# YOUR GOAL
Go through the entries below and write each one out exactly.

━━━

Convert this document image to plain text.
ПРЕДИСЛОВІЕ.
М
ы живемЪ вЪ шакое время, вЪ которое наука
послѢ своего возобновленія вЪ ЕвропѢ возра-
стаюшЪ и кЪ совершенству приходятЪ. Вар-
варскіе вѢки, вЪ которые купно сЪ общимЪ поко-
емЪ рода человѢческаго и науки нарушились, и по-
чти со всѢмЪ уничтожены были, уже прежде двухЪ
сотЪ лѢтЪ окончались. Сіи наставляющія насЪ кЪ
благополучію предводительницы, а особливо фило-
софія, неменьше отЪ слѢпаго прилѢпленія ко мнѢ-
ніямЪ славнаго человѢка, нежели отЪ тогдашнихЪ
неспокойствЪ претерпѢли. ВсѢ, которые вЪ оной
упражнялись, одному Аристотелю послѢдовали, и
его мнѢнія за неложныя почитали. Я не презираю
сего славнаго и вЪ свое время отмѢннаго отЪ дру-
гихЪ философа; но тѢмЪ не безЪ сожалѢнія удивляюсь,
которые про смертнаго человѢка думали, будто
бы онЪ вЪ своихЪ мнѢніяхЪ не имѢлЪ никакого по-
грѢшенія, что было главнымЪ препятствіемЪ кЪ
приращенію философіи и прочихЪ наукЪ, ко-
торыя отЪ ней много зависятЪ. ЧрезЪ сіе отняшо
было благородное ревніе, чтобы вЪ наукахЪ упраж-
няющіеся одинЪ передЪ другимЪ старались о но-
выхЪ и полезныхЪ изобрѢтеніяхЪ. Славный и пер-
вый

━━━

# RESULT OF THE EXERCISE
Convert this document image to plain text.
ПРЕДИСЛОВІЕ.
М
ы живемЪ вЪ шакое время, вЪ которое наука
послѢ своего возобновленія вЪ ЕвропѢ возра-
стаюшЪ и кЪ совершенству приходятЪ. Вар-
варскіе вѢки, вЪ которые купно сЪ общимЪ поко-
емЪ рода человѢческаго и науки нарушились, и по-
чти со всѢмЪ уничтожены были, уже прежде двухЪ
сотЪ лѢтЪ окончались. Сіи наставляющія насЪ кЪ
благополучію предводительницы, а особливо фило-
софія, неменьше отЪ слѢпаго прилѢпленія ко мнѢ-
ніямЪ славнаго человѢка, нежели отЪ тогдашнихЪ
неспокойствЪ претерпѢли. ВсѢ, которые вЪ оной
упражнялись, одному Аристотелю послѢдовали, и
его мнѢнія за неложныя почитали. Я не презираю
сего славнаго и вЪ свое время отмѢннаго отЪ дру-
гихЪ философа; но тѢмЪ не безЪ сожалѢнія удивляюсь,
которые про смертнаго человѢка думали, будто
бы онЪ вЪ своихЪ мнѢніяхЪ не имѢлЪ никакого по-
грѢшенія, что было главнымЪ препятствіемЪ кЪ
приращенію философіи и прочихЪ наукЪ, ко-
торыя отЪ ней много зависятЪ. ЧрезЪ сіе отняшо
было благородное ревніе, чтобы вЪ наукахЪ упраж-
няющіеся одинЪ передЪ другимЪ старались о но-
выхЪ и полезныхЪ изобрѢтеніяхЪ. Славный и пер-
вый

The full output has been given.